_DESCRIPTION OF THE TASK_
Pull out every line below holding the word "name".
*** MATERIAL FOR THE TASK ***
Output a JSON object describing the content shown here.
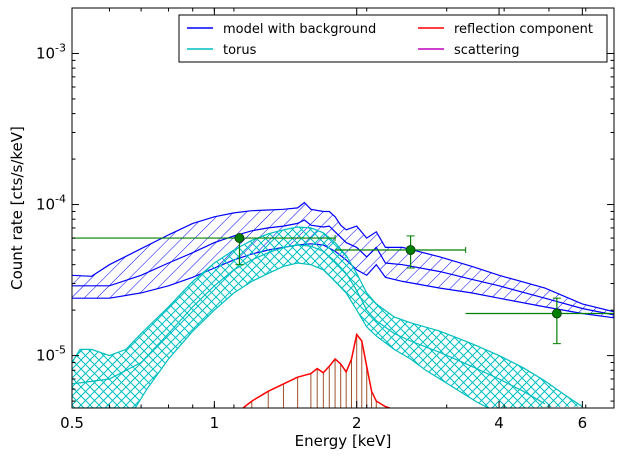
{
  "chart_data": {
    "type": "line",
    "xlabel": "Energy [keV]",
    "ylabel": "Count rate [cts/s/keV]",
    "x_scale": "log",
    "y_scale": "log",
    "xlim": [
      0.5,
      7.0
    ],
    "ylim": [
      4.5e-06,
      0.002
    ],
    "x_ticks": [
      {
        "value": 0.5,
        "label": "0.5"
      },
      {
        "value": 1,
        "label": "1"
      },
      {
        "value": 2,
        "label": "2"
      },
      {
        "value": 4,
        "label": "4"
      },
      {
        "value": 6,
        "label": "6"
      }
    ],
    "y_ticks": [
      {
        "value": 1e-05,
        "base": "10",
        "exp": "-5"
      },
      {
        "value": 0.0001,
        "base": "10",
        "exp": "-4"
      },
      {
        "value": 0.001,
        "base": "10",
        "exp": "-3"
      }
    ],
    "grid": false,
    "legend_position": "top-right",
    "legend": [
      {
        "label": "model with background",
        "color": "#0000ff"
      },
      {
        "label": "reflection component",
        "color": "#ff0000"
      },
      {
        "label": "torus",
        "color": "#00bfbf"
      },
      {
        "label": "scattering",
        "color": "#bf00bf"
      }
    ],
    "series": [
      {
        "name": "model with background",
        "color": "#0000ff",
        "style": "hatched-band",
        "upper": [
          [
            0.5,
            3.4e-05
          ],
          [
            0.55,
            3.35e-05
          ],
          [
            0.6,
            4e-05
          ],
          [
            0.7,
            5.1e-05
          ],
          [
            0.8,
            6.3e-05
          ],
          [
            0.9,
            7.5e-05
          ],
          [
            1.0,
            8.3e-05
          ],
          [
            1.1,
            8.8e-05
          ],
          [
            1.2,
            9.1e-05
          ],
          [
            1.3,
            9.2e-05
          ],
          [
            1.4,
            9.3e-05
          ],
          [
            1.5,
            9.5e-05
          ],
          [
            1.55,
            0.000103
          ],
          [
            1.6,
            9.3e-05
          ],
          [
            1.7,
            9e-05
          ],
          [
            1.75,
            9e-05
          ],
          [
            1.8,
            8.3e-05
          ],
          [
            1.85,
            7.3e-05
          ],
          [
            1.9,
            6.8e-05
          ],
          [
            2.0,
            7.2e-05
          ],
          [
            2.1,
            6e-05
          ],
          [
            2.2,
            6.6e-05
          ],
          [
            2.3,
            5.2e-05
          ],
          [
            2.5,
            5.2e-05
          ],
          [
            3.0,
            4.5e-05
          ],
          [
            3.5,
            3.9e-05
          ],
          [
            4.0,
            3.4e-05
          ],
          [
            5.0,
            2.8e-05
          ],
          [
            6.0,
            2.2e-05
          ],
          [
            7.0,
            1.95e-05
          ]
        ],
        "lower": [
          [
            0.5,
            2.4e-05
          ],
          [
            0.6,
            2.4e-05
          ],
          [
            0.7,
            2.6e-05
          ],
          [
            0.8,
            2.9e-05
          ],
          [
            0.9,
            3.3e-05
          ],
          [
            1.0,
            3.8e-05
          ],
          [
            1.1,
            4.3e-05
          ],
          [
            1.2,
            4.7e-05
          ],
          [
            1.3,
            5e-05
          ],
          [
            1.4,
            5.2e-05
          ],
          [
            1.5,
            5.4e-05
          ],
          [
            1.6,
            5.5e-05
          ],
          [
            1.7,
            5.4e-05
          ],
          [
            1.8,
            4.9e-05
          ],
          [
            1.9,
            4.3e-05
          ],
          [
            2.0,
            3.7e-05
          ],
          [
            2.1,
            3.4e-05
          ],
          [
            2.2,
            4e-05
          ],
          [
            2.3,
            3.3e-05
          ],
          [
            2.5,
            3.1e-05
          ],
          [
            3.0,
            2.8e-05
          ],
          [
            3.5,
            2.6e-05
          ],
          [
            4.0,
            2.4e-05
          ],
          [
            5.0,
            2.1e-05
          ],
          [
            6.0,
            1.9e-05
          ],
          [
            7.0,
            1.78e-05
          ]
        ],
        "median": [
          [
            0.5,
            2.9e-05
          ],
          [
            0.6,
            2.9e-05
          ],
          [
            0.7,
            3.4e-05
          ],
          [
            0.8,
            4.1e-05
          ],
          [
            0.9,
            4.8e-05
          ],
          [
            1.0,
            5.6e-05
          ],
          [
            1.1,
            6.2e-05
          ],
          [
            1.2,
            6.7e-05
          ],
          [
            1.3,
            7e-05
          ],
          [
            1.4,
            7.2e-05
          ],
          [
            1.5,
            7.5e-05
          ],
          [
            1.55,
            7.9e-05
          ],
          [
            1.6,
            7.3e-05
          ],
          [
            1.7,
            7.1e-05
          ],
          [
            1.75,
            7.2e-05
          ],
          [
            1.8,
            6.6e-05
          ],
          [
            1.9,
            5.6e-05
          ],
          [
            2.0,
            5.2e-05
          ],
          [
            2.1,
            4.5e-05
          ],
          [
            2.2,
            5.2e-05
          ],
          [
            2.3,
            4.1e-05
          ],
          [
            2.5,
            4e-05
          ],
          [
            3.0,
            3.6e-05
          ],
          [
            3.5,
            3.2e-05
          ],
          [
            4.0,
            2.9e-05
          ],
          [
            5.0,
            2.4e-05
          ],
          [
            6.0,
            2.05e-05
          ],
          [
            7.0,
            1.86e-05
          ]
        ]
      },
      {
        "name": "torus",
        "color": "#00bfbf",
        "style": "crosshatched-band",
        "upper": [
          [
            0.5,
            9e-06
          ],
          [
            0.52,
            1.1e-05
          ],
          [
            0.55,
            1.1e-05
          ],
          [
            0.6,
            1e-05
          ],
          [
            0.65,
            1.1e-05
          ],
          [
            0.7,
            1.4e-05
          ],
          [
            0.8,
            2.1e-05
          ],
          [
            0.9,
            3.1e-05
          ],
          [
            1.0,
            4.1e-05
          ],
          [
            1.1,
            5e-05
          ],
          [
            1.2,
            5.8e-05
          ],
          [
            1.3,
            6.4e-05
          ],
          [
            1.4,
            6.8e-05
          ],
          [
            1.5,
            7.1e-05
          ],
          [
            1.6,
            7e-05
          ],
          [
            1.7,
            6.5e-05
          ],
          [
            1.8,
            5.6e-05
          ],
          [
            1.9,
            4.6e-05
          ],
          [
            2.0,
            3.5e-05
          ],
          [
            2.1,
            2.6e-05
          ],
          [
            2.2,
            2.2e-05
          ],
          [
            2.4,
            1.8e-05
          ],
          [
            2.6,
            1.65e-05
          ],
          [
            3.0,
            1.45e-05
          ],
          [
            3.5,
            1.2e-05
          ],
          [
            4.0,
            1e-05
          ],
          [
            4.5,
            8.3e-06
          ],
          [
            5.0,
            6.8e-06
          ],
          [
            5.5,
            5.5e-06
          ],
          [
            6.0,
            4.6e-06
          ]
        ],
        "lower": [
          [
            0.5,
            4.5e-06
          ],
          [
            0.6,
            4.5e-06
          ],
          [
            0.68,
            4.5e-06
          ],
          [
            0.72,
            6e-06
          ],
          [
            0.8,
            9.5e-06
          ],
          [
            0.9,
            1.45e-05
          ],
          [
            1.0,
            2e-05
          ],
          [
            1.1,
            2.6e-05
          ],
          [
            1.2,
            3.1e-05
          ],
          [
            1.3,
            3.5e-05
          ],
          [
            1.4,
            3.9e-05
          ],
          [
            1.5,
            4.1e-05
          ],
          [
            1.6,
            4e-05
          ],
          [
            1.7,
            3.7e-05
          ],
          [
            1.8,
            3.1e-05
          ],
          [
            1.9,
            2.6e-05
          ],
          [
            2.0,
            2e-05
          ],
          [
            2.1,
            1.55e-05
          ],
          [
            2.2,
            1.35e-05
          ],
          [
            2.4,
            1.1e-05
          ],
          [
            2.6,
            9.5e-06
          ],
          [
            2.8,
            8e-06
          ],
          [
            3.0,
            7e-06
          ],
          [
            3.3,
            5.8e-06
          ],
          [
            3.6,
            4.9e-06
          ],
          [
            3.8,
            4.5e-06
          ]
        ],
        "median": [
          [
            0.5,
            6.5e-06
          ],
          [
            0.6,
            7e-06
          ],
          [
            0.7,
            9e-06
          ],
          [
            0.8,
            1.4e-05
          ],
          [
            0.9,
            2.1e-05
          ],
          [
            1.0,
            2.9e-05
          ],
          [
            1.1,
            3.7e-05
          ],
          [
            1.2,
            4.3e-05
          ],
          [
            1.3,
            4.8e-05
          ],
          [
            1.4,
            5.2e-05
          ],
          [
            1.5,
            5.4e-05
          ],
          [
            1.6,
            5.3e-05
          ],
          [
            1.7,
            4.9e-05
          ],
          [
            1.8,
            4.2e-05
          ],
          [
            1.9,
            3.5e-05
          ],
          [
            2.0,
            2.7e-05
          ],
          [
            2.1,
            2e-05
          ],
          [
            2.2,
            1.7e-05
          ],
          [
            2.4,
            1.4e-05
          ],
          [
            2.6,
            1.25e-05
          ],
          [
            3.0,
            1.05e-05
          ],
          [
            3.5,
            8.5e-06
          ],
          [
            4.0,
            7e-06
          ],
          [
            4.5,
            5.8e-06
          ],
          [
            5.0,
            4.8e-06
          ]
        ]
      },
      {
        "name": "reflection component",
        "color": "#ff0000",
        "style": "line-with-hatch",
        "values": [
          [
            1.15,
            4.5e-06
          ],
          [
            1.2,
            5e-06
          ],
          [
            1.3,
            5.8e-06
          ],
          [
            1.4,
            6.5e-06
          ],
          [
            1.5,
            7.2e-06
          ],
          [
            1.6,
            7.6e-06
          ],
          [
            1.65,
            8.2e-06
          ],
          [
            1.7,
            7.7e-06
          ],
          [
            1.75,
            8.5e-06
          ],
          [
            1.8,
            9.5e-06
          ],
          [
            1.85,
            8.8e-06
          ],
          [
            1.9,
            7.8e-06
          ],
          [
            1.95,
            9.5e-06
          ],
          [
            2.0,
            1.38e-05
          ],
          [
            2.05,
            1.25e-05
          ],
          [
            2.1,
            8.5e-06
          ],
          [
            2.15,
            5.8e-06
          ],
          [
            2.2,
            5e-06
          ],
          [
            2.3,
            4.6e-06
          ],
          [
            2.35,
            4.5e-06
          ]
        ]
      },
      {
        "name": "scattering",
        "color": "#bf00bf",
        "style": "line",
        "values": []
      },
      {
        "name": "data",
        "color": "#008000",
        "style": "errorbar",
        "points": [
          {
            "x": 1.13,
            "y": 6e-05,
            "xerr": [
              0.5,
              1.8
            ],
            "yerr": [
              4e-05,
              6.2e-05
            ]
          },
          {
            "x": 2.6,
            "y": 5e-05,
            "xerr": [
              1.8,
              3.4
            ],
            "yerr": [
              3.8e-05,
              6.2e-05
            ]
          },
          {
            "x": 5.3,
            "y": 1.9e-05,
            "xerr": [
              3.4,
              7.0
            ],
            "yerr": [
              1.2e-05,
              2.4e-05
            ]
          }
        ]
      }
    ]
  }
}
***
_THE SOLUTION_
        "name": "model with background",
        "name": "torus",
        "name": "reflection component",
        "name": "scattering",
        "name": "data",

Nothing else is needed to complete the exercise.